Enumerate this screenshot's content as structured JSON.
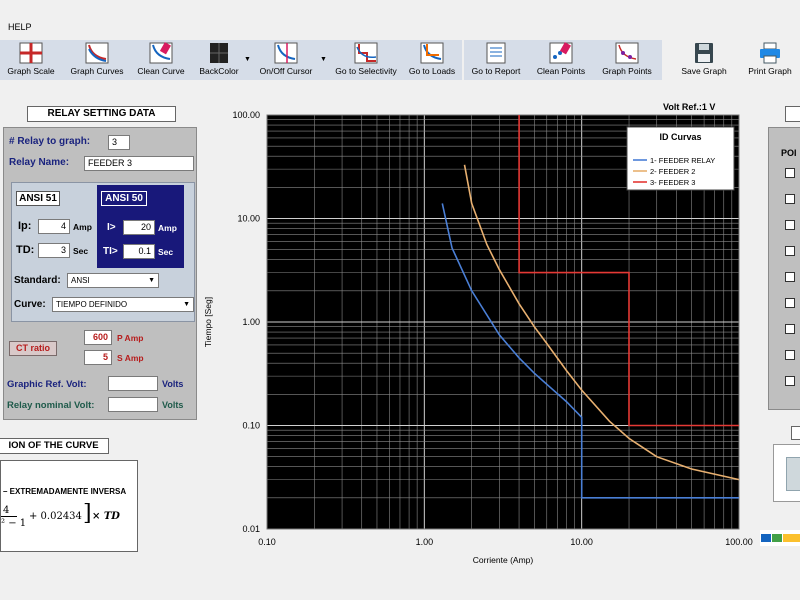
{
  "menu": {
    "help": "HELP"
  },
  "toolbar": {
    "graph_scale": "Graph Scale",
    "graph_curves": "Graph Curves",
    "clean_curve": "Clean Curve",
    "back_color": "BackColor",
    "on_off_cursor": "On/Off Cursor",
    "go_to_selectivity": "Go to Selectivity",
    "go_to_loads": "Go to Loads",
    "go_to_report": "Go to Report",
    "clean_points": "Clean Points",
    "graph_points": "Graph  Points",
    "save_graph": "Save Graph",
    "print_graph": "Print  Graph"
  },
  "relay": {
    "title": "RELAY SETTING DATA",
    "relay_to_graph_label": "# Relay to graph:",
    "relay_to_graph_value": "3",
    "relay_name_label": "Relay Name:",
    "relay_name_value": "FEEDER 3",
    "ansi51": {
      "label": "ANSI 51",
      "ip_label": "Ip:",
      "ip_value": "4",
      "ip_unit": "Amp",
      "td_label": "TD:",
      "td_value": "3",
      "td_unit": "Sec"
    },
    "ansi50": {
      "label": "ANSI 50",
      "i_label": "I>",
      "i_value": "20",
      "i_unit": "Amp",
      "ti_label": "TI>",
      "ti_value": "0.1",
      "ti_unit": "Sec"
    },
    "standard_label": "Standard:",
    "standard_value": "ANSI",
    "curve_label": "Curve:",
    "curve_value": "TIEMPO DEFINIDO",
    "ct_ratio_label": "CT ratio",
    "ct_p_value": "600",
    "ct_p_unit": "P Amp",
    "ct_s_value": "5",
    "ct_s_unit": "S Amp",
    "graphic_ref_volt_label": "Graphic Ref. Volt:",
    "graphic_ref_volt_value": "",
    "graphic_ref_volt_unit": "Volts",
    "relay_nominal_volt_label": "Relay nominal Volt:",
    "relay_nominal_volt_value": "",
    "relay_nominal_volt_unit": "Volts"
  },
  "curve_desc": {
    "title": "ION OF THE CURVE",
    "name": "– EXTREMADAMENTE INVERSA",
    "formula_frac_top": "4",
    "formula_frac_bottom": "² − 1",
    "formula_rest": "+ 0.02434",
    "formula_times": "× TD"
  },
  "right_panel": {
    "title": "POI"
  },
  "chart_data": {
    "type": "line",
    "title": "",
    "ref_label": "Volt Ref.:1 V",
    "xlabel": "Corriente (Amp)",
    "ylabel": "Tiempo [Seg]",
    "x_scale": "log",
    "y_scale": "log",
    "xlim": [
      0.1,
      100
    ],
    "ylim": [
      0.01,
      100
    ],
    "x_ticks": [
      "0.10",
      "1.00",
      "10.00",
      "100.00"
    ],
    "y_ticks": [
      "100.00",
      "10.00",
      "1.00",
      "0.10",
      "0.01"
    ],
    "grid": true,
    "background": "#000000",
    "legend_title": "ID Curvas",
    "legend_position": "top-right",
    "series": [
      {
        "name": "1- FEEDER RELAY",
        "color": "#4a7fd6",
        "x": [
          1.3,
          1.5,
          2,
          3,
          4,
          5,
          6,
          8,
          10,
          10,
          20,
          50,
          100
        ],
        "y": [
          14,
          5.2,
          2.0,
          0.75,
          0.45,
          0.32,
          0.25,
          0.17,
          0.12,
          0.02,
          0.02,
          0.02,
          0.02
        ]
      },
      {
        "name": "2- FEEDER 2",
        "color": "#e8b070",
        "x": [
          1.8,
          2,
          2.5,
          3,
          4,
          5,
          6,
          8,
          10,
          15,
          20,
          30,
          50,
          100
        ],
        "y": [
          33,
          14,
          5.6,
          3.2,
          1.5,
          0.9,
          0.62,
          0.34,
          0.22,
          0.11,
          0.075,
          0.05,
          0.038,
          0.03
        ]
      },
      {
        "name": "3- FEEDER 3",
        "color": "#e53935",
        "x": [
          4,
          4,
          20,
          20,
          100
        ],
        "y": [
          100,
          3.0,
          3.0,
          0.1,
          0.1
        ]
      }
    ]
  }
}
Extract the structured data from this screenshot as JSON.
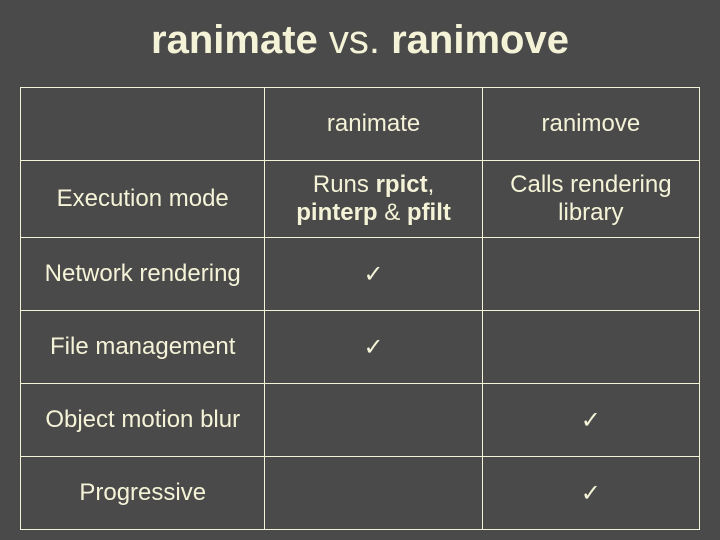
{
  "title": {
    "a": "ranimate",
    "vs": " vs. ",
    "b": "ranimove"
  },
  "headers": {
    "col1": "ranimate",
    "col2": "ranimove"
  },
  "rows": [
    {
      "label": "Execution mode",
      "c1_runs": "Runs ",
      "c1_rpict": "rpict",
      "c1_comma": ", ",
      "c1_pinterp": "pinterp",
      "c1_amp": " & ",
      "c1_pfilt": "pfilt",
      "c2": "Calls rendering library"
    },
    {
      "label": "Network rendering",
      "c1": "✓",
      "c2": ""
    },
    {
      "label": "File management",
      "c1": "✓",
      "c2": ""
    },
    {
      "label": "Object motion blur",
      "c1": "",
      "c2": "✓"
    },
    {
      "label": "Progressive",
      "c1": "",
      "c2": "✓"
    }
  ]
}
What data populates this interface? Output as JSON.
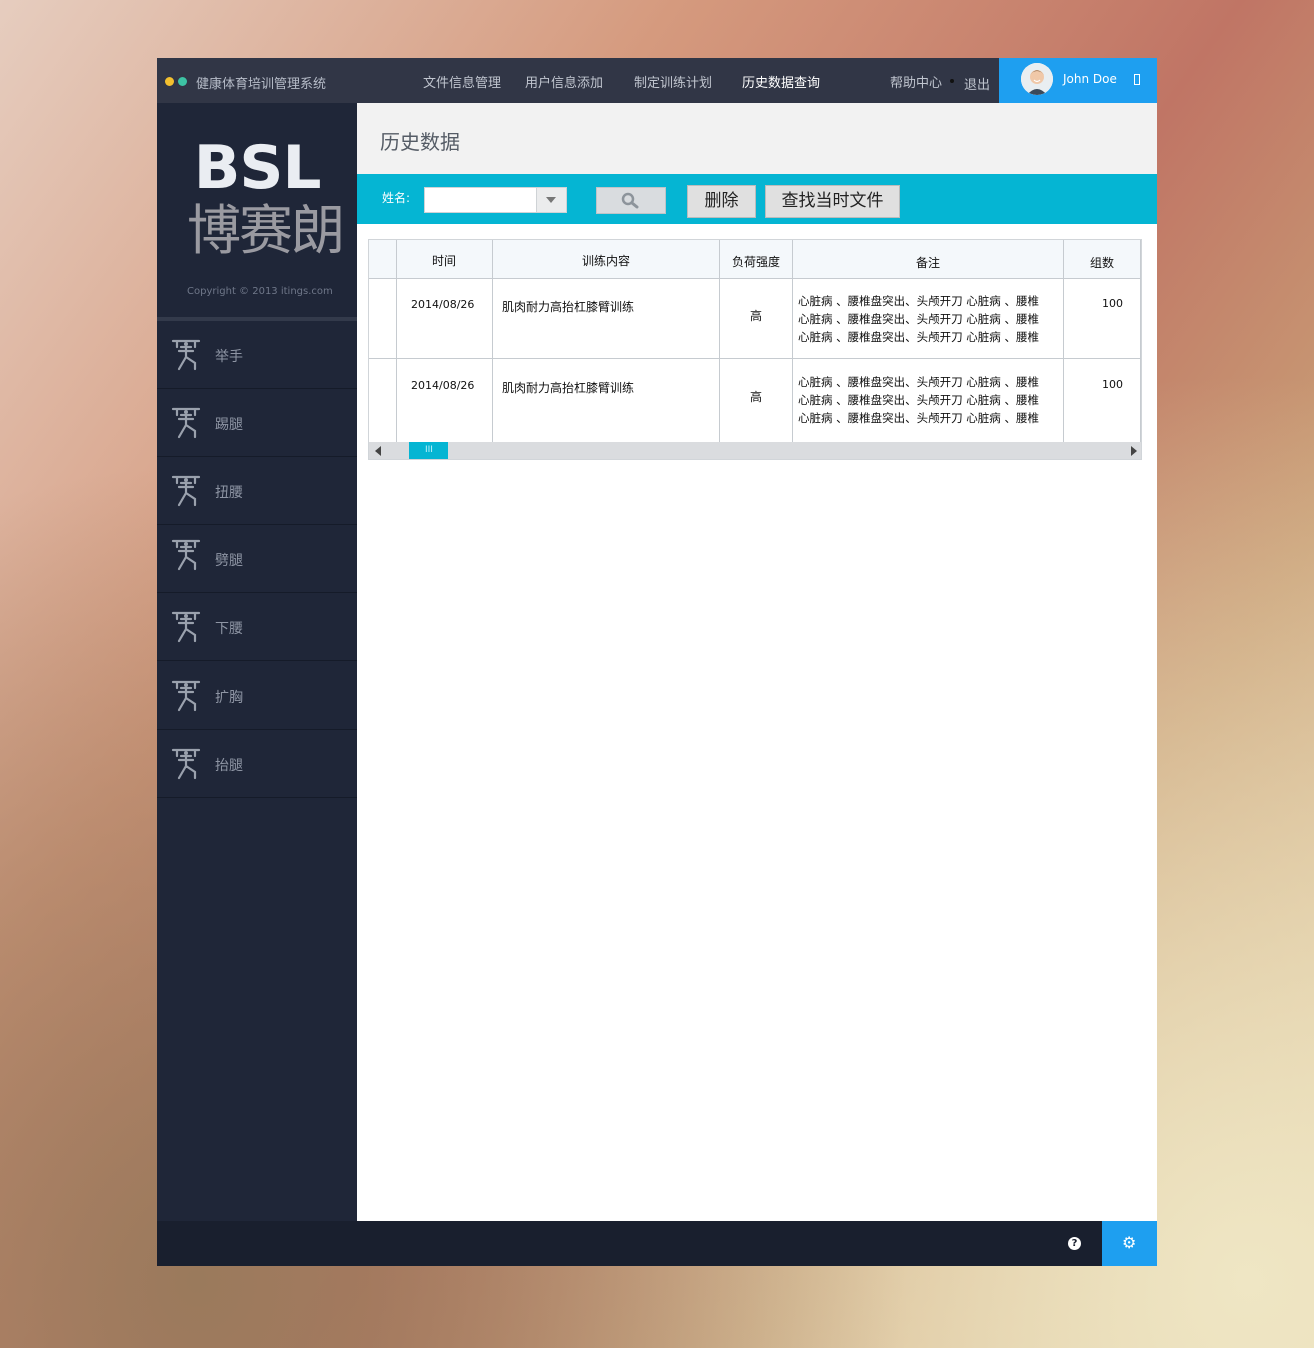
{
  "app": {
    "title": "健康体育培训管理系统",
    "nav": [
      "文件信息管理",
      "用户信息添加",
      "制定训练计划",
      "历史数据查询"
    ],
    "help": "帮助中心",
    "logout": "退出",
    "user_name": "John Doe"
  },
  "sidebar": {
    "logo_en": "BSL",
    "logo_cn": "博赛朗",
    "copyright": "Copyright © 2013    itings.com",
    "items": [
      {
        "label": "举手",
        "icon": "lifter-icon"
      },
      {
        "label": "踢腿",
        "icon": "lifter-icon"
      },
      {
        "label": "扭腰",
        "icon": "lifter-icon"
      },
      {
        "label": "劈腿",
        "icon": "lifter-icon"
      },
      {
        "label": "下腰",
        "icon": "lifter-icon"
      },
      {
        "label": "扩胸",
        "icon": "lifter-icon"
      },
      {
        "label": "抬腿",
        "icon": "lifter-icon"
      }
    ]
  },
  "page": {
    "title": "历史数据",
    "name_label": "姓名:",
    "name_value": "",
    "delete_label": "删除",
    "find_label": "查找当时文件"
  },
  "table": {
    "headers": [
      "",
      "时间",
      "训练内容",
      "负荷强度",
      "备注",
      "组数"
    ],
    "rows": [
      {
        "time": "2014/08/26",
        "content": "肌肉耐力高抬杠膝臂训练",
        "intensity": "高",
        "remarks": [
          "心脏病 、腰椎盘突出、头颅开刀 心脏病 、腰椎",
          "心脏病 、腰椎盘突出、头颅开刀 心脏病 、腰椎",
          "心脏病 、腰椎盘突出、头颅开刀 心脏病 、腰椎"
        ],
        "sets": "100"
      },
      {
        "time": "2014/08/26",
        "content": "肌肉耐力高抬杠膝臂训练",
        "intensity": "高",
        "remarks": [
          "心脏病 、腰椎盘突出、头颅开刀 心脏病 、腰椎",
          "心脏病 、腰椎盘突出、头颅开刀 心脏病 、腰椎",
          "心脏病 、腰椎盘突出、头颅开刀 心脏病 、腰椎"
        ],
        "sets": "100"
      }
    ],
    "scroll_thumb": "III"
  },
  "footer": {
    "help_glyph": "?",
    "settings_glyph": "⚙"
  },
  "colors": {
    "accent": "#05b5d3",
    "brand_blue": "#1e9ff0",
    "sidebar": "#1f2638",
    "topbar": "#313646"
  }
}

+ + + +

- **TASK INSTRUCTIONS**
Return to the listing above and set it down exactly, leaving out its pictures.

- **RESPONSE FOR THIS EXERCISE**
Enumerate this screenshot's content as structured JSON.
{
  "menu": {
    "help": "HELP"
  },
  "toolbar": {
    "graph_scale": "Graph Scale",
    "graph_curves": "Graph Curves",
    "clean_curve": "Clean Curve",
    "back_color": "BackColor",
    "on_off_cursor": "On/Off Cursor",
    "go_to_selectivity": "Go to Selectivity",
    "go_to_loads": "Go to Loads",
    "go_to_report": "Go to Report",
    "clean_points": "Clean Points",
    "graph_points": "Graph  Points",
    "save_graph": "Save Graph",
    "print_graph": "Print  Graph"
  },
  "relay": {
    "title": "RELAY SETTING DATA",
    "relay_to_graph_label": "# Relay to graph:",
    "relay_to_graph_value": "3",
    "relay_name_label": "Relay Name:",
    "relay_name_value": "FEEDER 3",
    "ansi51": {
      "label": "ANSI 51",
      "ip_label": "Ip:",
      "ip_value": "4",
      "ip_unit": "Amp",
      "td_label": "TD:",
      "td_value": "3",
      "td_unit": "Sec"
    },
    "ansi50": {
      "label": "ANSI 50",
      "i_label": "I>",
      "i_value": "20",
      "i_unit": "Amp",
      "ti_label": "TI>",
      "ti_value": "0.1",
      "ti_unit": "Sec"
    },
    "standard_label": "Standard:",
    "standard_value": "ANSI",
    "curve_label": "Curve:",
    "curve_value": "TIEMPO DEFINIDO",
    "ct_ratio_label": "CT ratio",
    "ct_p_value": "600",
    "ct_p_unit": "P Amp",
    "ct_s_value": "5",
    "ct_s_unit": "S Amp",
    "graphic_ref_volt_label": "Graphic Ref. Volt:",
    "graphic_ref_volt_value": "",
    "graphic_ref_volt_unit": "Volts",
    "relay_nominal_volt_label": "Relay nominal Volt:",
    "relay_nominal_volt_value": "",
    "relay_nominal_volt_unit": "Volts"
  },
  "curve_desc": {
    "title": "ION OF THE CURVE",
    "name": "– EXTREMADAMENTE INVERSA",
    "formula_frac_top": "4",
    "formula_frac_bottom": "² − 1",
    "formula_rest": "+ 0.02434",
    "formula_times": "× TD"
  },
  "right_panel": {
    "title": "POI"
  },
  "chart_data": {
    "type": "line",
    "title": "",
    "ref_label": "Volt Ref.:1 V",
    "xlabel": "Corriente (Amp)",
    "ylabel": "Tiempo [Seg]",
    "x_scale": "log",
    "y_scale": "log",
    "xlim": [
      0.1,
      100
    ],
    "ylim": [
      0.01,
      100
    ],
    "x_ticks": [
      "0.10",
      "1.00",
      "10.00",
      "100.00"
    ],
    "y_ticks": [
      "100.00",
      "10.00",
      "1.00",
      "0.10",
      "0.01"
    ],
    "grid": true,
    "background": "#000000",
    "legend_title": "ID Curvas",
    "legend_position": "top-right",
    "series": [
      {
        "name": "1- FEEDER RELAY",
        "color": "#4a7fd6",
        "x": [
          1.3,
          1.5,
          2,
          3,
          4,
          5,
          6,
          8,
          10,
          10,
          20,
          50,
          100
        ],
        "y": [
          14,
          5.2,
          2.0,
          0.75,
          0.45,
          0.32,
          0.25,
          0.17,
          0.12,
          0.02,
          0.02,
          0.02,
          0.02
        ]
      },
      {
        "name": "2- FEEDER 2",
        "color": "#e8b070",
        "x": [
          1.8,
          2,
          2.5,
          3,
          4,
          5,
          6,
          8,
          10,
          15,
          20,
          30,
          50,
          100
        ],
        "y": [
          33,
          14,
          5.6,
          3.2,
          1.5,
          0.9,
          0.62,
          0.34,
          0.22,
          0.11,
          0.075,
          0.05,
          0.038,
          0.03
        ]
      },
      {
        "name": "3- FEEDER 3",
        "color": "#e53935",
        "x": [
          4,
          4,
          20,
          20,
          100
        ],
        "y": [
          100,
          3.0,
          3.0,
          0.1,
          0.1
        ]
      }
    ]
  }
}
Extract the structured data from this screenshot as JSON.
{
  "title": {
    "a": "ranimate",
    "vs": " vs. ",
    "b": "ranimove"
  },
  "headers": {
    "col1": "ranimate",
    "col2": "ranimove"
  },
  "rows": [
    {
      "label": "Execution mode",
      "c1_runs": "Runs ",
      "c1_rpict": "rpict",
      "c1_comma": ", ",
      "c1_pinterp": "pinterp",
      "c1_amp": " & ",
      "c1_pfilt": "pfilt",
      "c2": "Calls rendering library"
    },
    {
      "label": "Network rendering",
      "c1": "✓",
      "c2": ""
    },
    {
      "label": "File management",
      "c1": "✓",
      "c2": ""
    },
    {
      "label": "Object motion blur",
      "c1": "",
      "c2": "✓"
    },
    {
      "label": "Progressive",
      "c1": "",
      "c2": "✓"
    }
  ]
}
What data populates this interface? Output as JSON.
{
  "app": {
    "title": "健康体育培训管理系统",
    "nav": [
      "文件信息管理",
      "用户信息添加",
      "制定训练计划",
      "历史数据查询"
    ],
    "help": "帮助中心",
    "logout": "退出",
    "user_name": "John Doe"
  },
  "sidebar": {
    "logo_en": "BSL",
    "logo_cn": "博赛朗",
    "copyright": "Copyright © 2013    itings.com",
    "items": [
      {
        "label": "举手",
        "icon": "lifter-icon"
      },
      {
        "label": "踢腿",
        "icon": "lifter-icon"
      },
      {
        "label": "扭腰",
        "icon": "lifter-icon"
      },
      {
        "label": "劈腿",
        "icon": "lifter-icon"
      },
      {
        "label": "下腰",
        "icon": "lifter-icon"
      },
      {
        "label": "扩胸",
        "icon": "lifter-icon"
      },
      {
        "label": "抬腿",
        "icon": "lifter-icon"
      }
    ]
  },
  "page": {
    "title": "历史数据",
    "name_label": "姓名:",
    "name_value": "",
    "delete_label": "删除",
    "find_label": "查找当时文件"
  },
  "table": {
    "headers": [
      "",
      "时间",
      "训练内容",
      "负荷强度",
      "备注",
      "组数"
    ],
    "rows": [
      {
        "time": "2014/08/26",
        "content": "肌肉耐力高抬杠膝臂训练",
        "intensity": "高",
        "remarks": [
          "心脏病 、腰椎盘突出、头颅开刀 心脏病 、腰椎",
          "心脏病 、腰椎盘突出、头颅开刀 心脏病 、腰椎",
          "心脏病 、腰椎盘突出、头颅开刀 心脏病 、腰椎"
        ],
        "sets": "100"
      },
      {
        "time": "2014/08/26",
        "content": "肌肉耐力高抬杠膝臂训练",
        "intensity": "高",
        "remarks": [
          "心脏病 、腰椎盘突出、头颅开刀 心脏病 、腰椎",
          "心脏病 、腰椎盘突出、头颅开刀 心脏病 、腰椎",
          "心脏病 、腰椎盘突出、头颅开刀 心脏病 、腰椎"
        ],
        "sets": "100"
      }
    ],
    "scroll_thumb": "III"
  },
  "footer": {
    "help_glyph": "?",
    "settings_glyph": "⚙"
  },
  "colors": {
    "accent": "#05b5d3",
    "brand_blue": "#1e9ff0",
    "sidebar": "#1f2638",
    "topbar": "#313646"
  }
}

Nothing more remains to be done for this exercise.